━━━ Recorded data

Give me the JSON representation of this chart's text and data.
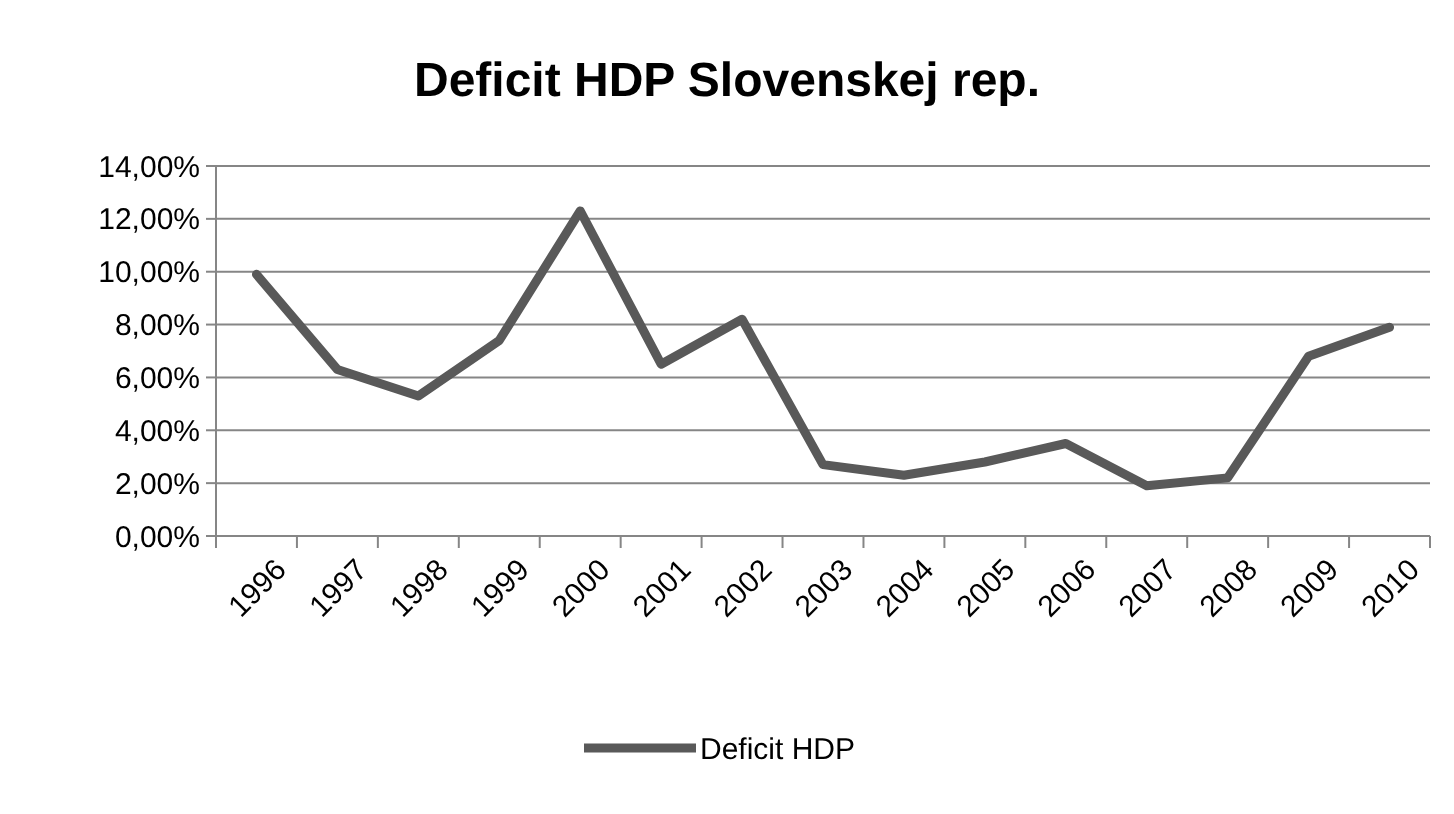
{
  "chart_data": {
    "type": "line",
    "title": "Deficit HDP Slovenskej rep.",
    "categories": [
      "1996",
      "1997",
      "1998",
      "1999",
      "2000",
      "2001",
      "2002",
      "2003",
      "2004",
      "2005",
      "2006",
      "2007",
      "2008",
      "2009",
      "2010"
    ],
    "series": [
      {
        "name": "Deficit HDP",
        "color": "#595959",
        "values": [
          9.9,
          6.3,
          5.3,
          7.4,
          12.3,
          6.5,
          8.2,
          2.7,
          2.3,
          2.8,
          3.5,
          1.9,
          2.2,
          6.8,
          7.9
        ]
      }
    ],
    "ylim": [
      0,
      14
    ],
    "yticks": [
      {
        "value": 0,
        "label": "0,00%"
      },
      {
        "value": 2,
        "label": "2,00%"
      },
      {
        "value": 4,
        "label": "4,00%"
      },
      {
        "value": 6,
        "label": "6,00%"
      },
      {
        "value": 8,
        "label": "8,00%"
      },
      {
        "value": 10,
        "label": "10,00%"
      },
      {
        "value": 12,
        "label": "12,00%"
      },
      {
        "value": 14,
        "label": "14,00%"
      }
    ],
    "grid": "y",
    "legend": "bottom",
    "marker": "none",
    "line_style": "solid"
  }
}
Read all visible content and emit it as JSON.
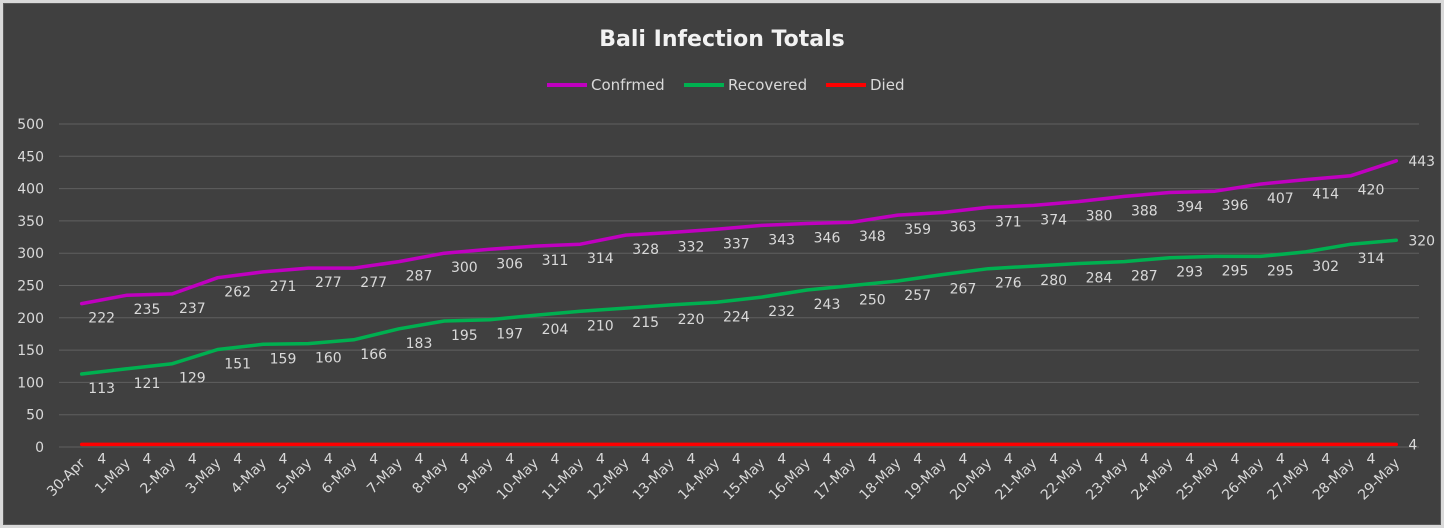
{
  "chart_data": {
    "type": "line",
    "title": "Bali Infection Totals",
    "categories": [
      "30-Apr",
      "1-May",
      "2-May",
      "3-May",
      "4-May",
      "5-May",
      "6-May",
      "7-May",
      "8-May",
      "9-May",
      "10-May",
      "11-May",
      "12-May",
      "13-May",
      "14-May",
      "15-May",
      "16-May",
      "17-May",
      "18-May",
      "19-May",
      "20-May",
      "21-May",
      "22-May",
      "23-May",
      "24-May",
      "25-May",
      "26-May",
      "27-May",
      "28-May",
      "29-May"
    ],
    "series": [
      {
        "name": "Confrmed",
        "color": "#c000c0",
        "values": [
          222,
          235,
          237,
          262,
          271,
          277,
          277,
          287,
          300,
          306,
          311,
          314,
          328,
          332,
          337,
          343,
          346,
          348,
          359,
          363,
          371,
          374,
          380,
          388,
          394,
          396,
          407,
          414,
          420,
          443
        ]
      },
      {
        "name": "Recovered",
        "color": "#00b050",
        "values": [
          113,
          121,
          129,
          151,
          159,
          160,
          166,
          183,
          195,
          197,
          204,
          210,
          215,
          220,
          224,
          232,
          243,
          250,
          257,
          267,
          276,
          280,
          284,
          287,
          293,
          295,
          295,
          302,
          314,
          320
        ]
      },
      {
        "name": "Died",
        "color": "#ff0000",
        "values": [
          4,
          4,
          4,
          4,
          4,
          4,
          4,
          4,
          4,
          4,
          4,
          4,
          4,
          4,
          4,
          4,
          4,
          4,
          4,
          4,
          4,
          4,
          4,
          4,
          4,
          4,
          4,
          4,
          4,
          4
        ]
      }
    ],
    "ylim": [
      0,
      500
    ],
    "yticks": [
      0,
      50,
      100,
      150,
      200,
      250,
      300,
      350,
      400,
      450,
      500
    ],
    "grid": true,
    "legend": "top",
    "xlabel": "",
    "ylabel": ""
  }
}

━━━━━━

◆ **Exercise details**
Reproduce the material in full, word for word, and omit the pictures.

◆ **Worked solution**
Give me the JSON representation of this chart's text and data.
{
  "chart_data": {
    "type": "line",
    "title": "Deficit HDP Slovenskej rep.",
    "categories": [
      "1996",
      "1997",
      "1998",
      "1999",
      "2000",
      "2001",
      "2002",
      "2003",
      "2004",
      "2005",
      "2006",
      "2007",
      "2008",
      "2009",
      "2010"
    ],
    "series": [
      {
        "name": "Deficit HDP",
        "color": "#595959",
        "values": [
          9.9,
          6.3,
          5.3,
          7.4,
          12.3,
          6.5,
          8.2,
          2.7,
          2.3,
          2.8,
          3.5,
          1.9,
          2.2,
          6.8,
          7.9
        ]
      }
    ],
    "ylim": [
      0,
      14
    ],
    "yticks": [
      {
        "value": 0,
        "label": "0,00%"
      },
      {
        "value": 2,
        "label": "2,00%"
      },
      {
        "value": 4,
        "label": "4,00%"
      },
      {
        "value": 6,
        "label": "6,00%"
      },
      {
        "value": 8,
        "label": "8,00%"
      },
      {
        "value": 10,
        "label": "10,00%"
      },
      {
        "value": 12,
        "label": "12,00%"
      },
      {
        "value": 14,
        "label": "14,00%"
      }
    ],
    "grid": "y",
    "legend": "bottom",
    "marker": "none",
    "line_style": "solid"
  }
}
Read all visible content and emit it as JSON.
{
  "chart_data": {
    "type": "line",
    "title": "Bali Infection Totals",
    "categories": [
      "30-Apr",
      "1-May",
      "2-May",
      "3-May",
      "4-May",
      "5-May",
      "6-May",
      "7-May",
      "8-May",
      "9-May",
      "10-May",
      "11-May",
      "12-May",
      "13-May",
      "14-May",
      "15-May",
      "16-May",
      "17-May",
      "18-May",
      "19-May",
      "20-May",
      "21-May",
      "22-May",
      "23-May",
      "24-May",
      "25-May",
      "26-May",
      "27-May",
      "28-May",
      "29-May"
    ],
    "series": [
      {
        "name": "Confrmed",
        "color": "#c000c0",
        "values": [
          222,
          235,
          237,
          262,
          271,
          277,
          277,
          287,
          300,
          306,
          311,
          314,
          328,
          332,
          337,
          343,
          346,
          348,
          359,
          363,
          371,
          374,
          380,
          388,
          394,
          396,
          407,
          414,
          420,
          443
        ]
      },
      {
        "name": "Recovered",
        "color": "#00b050",
        "values": [
          113,
          121,
          129,
          151,
          159,
          160,
          166,
          183,
          195,
          197,
          204,
          210,
          215,
          220,
          224,
          232,
          243,
          250,
          257,
          267,
          276,
          280,
          284,
          287,
          293,
          295,
          295,
          302,
          314,
          320
        ]
      },
      {
        "name": "Died",
        "color": "#ff0000",
        "values": [
          4,
          4,
          4,
          4,
          4,
          4,
          4,
          4,
          4,
          4,
          4,
          4,
          4,
          4,
          4,
          4,
          4,
          4,
          4,
          4,
          4,
          4,
          4,
          4,
          4,
          4,
          4,
          4,
          4,
          4
        ]
      }
    ],
    "ylim": [
      0,
      500
    ],
    "yticks": [
      0,
      50,
      100,
      150,
      200,
      250,
      300,
      350,
      400,
      450,
      500
    ],
    "grid": true,
    "legend": "top",
    "xlabel": "",
    "ylabel": ""
  }
}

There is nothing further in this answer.